**DESCRIPTION OF THE TASK:**
Copy every one of the records below line for line, with no changes, and leave the pictures out.

[Layout annotation data]
"""
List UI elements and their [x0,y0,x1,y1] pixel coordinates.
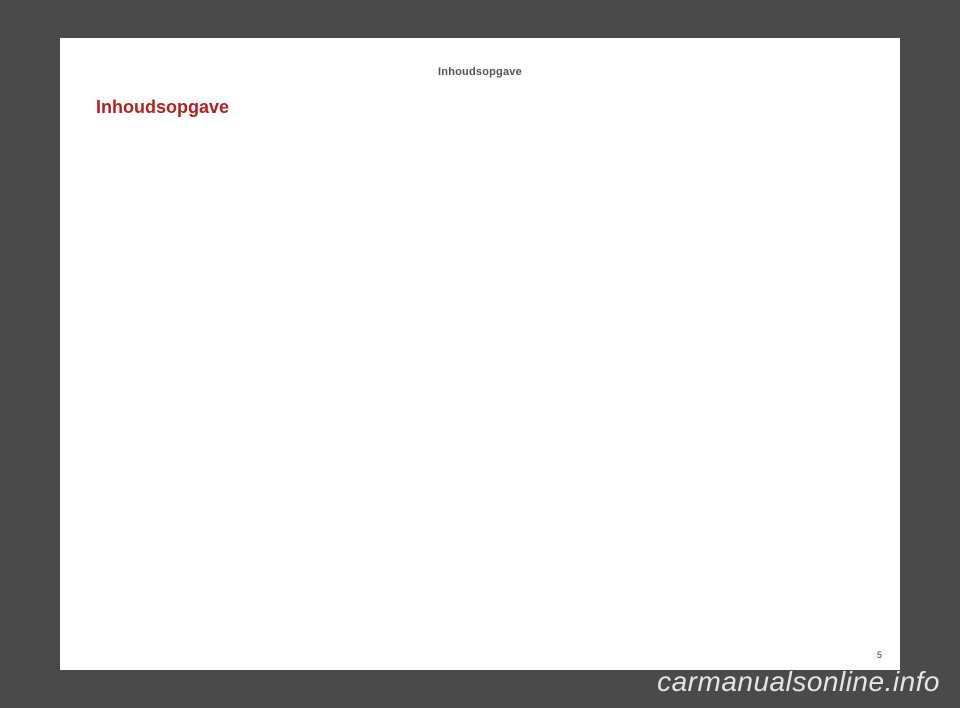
page-header: Inhoudsopgave [96,66,864,78]
toc-column-1: Inhoudsopgave [96,94,337,132]
manual-page: Inhoudsopgave Inhoudsopgave 5 [60,38,900,670]
toc-column-2 [359,94,600,132]
toc-columns: Inhoudsopgave [96,94,864,132]
toc-title: Inhoudsopgave [96,94,337,122]
page-number: 5 [877,650,882,660]
watermark-text: carmanualsonline.info [657,666,940,698]
toc-column-3 [623,94,864,132]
"""
**FINISHED TASK:**
List UI elements and their [x0,y0,x1,y1] pixel coordinates.
page-header: Inhoudsopgave [96,66,864,78]
toc-column-1: Inhoudsopgave [96,94,337,132]
manual-page: Inhoudsopgave Inhoudsopgave 5 [60,38,900,670]
toc-column-2 [359,94,600,132]
toc-columns: Inhoudsopgave [96,94,864,132]
toc-title: Inhoudsopgave [96,94,337,122]
page-number: 5 [877,650,882,660]
watermark-text: carmanualsonline.info [657,666,940,698]
toc-column-3 [623,94,864,132]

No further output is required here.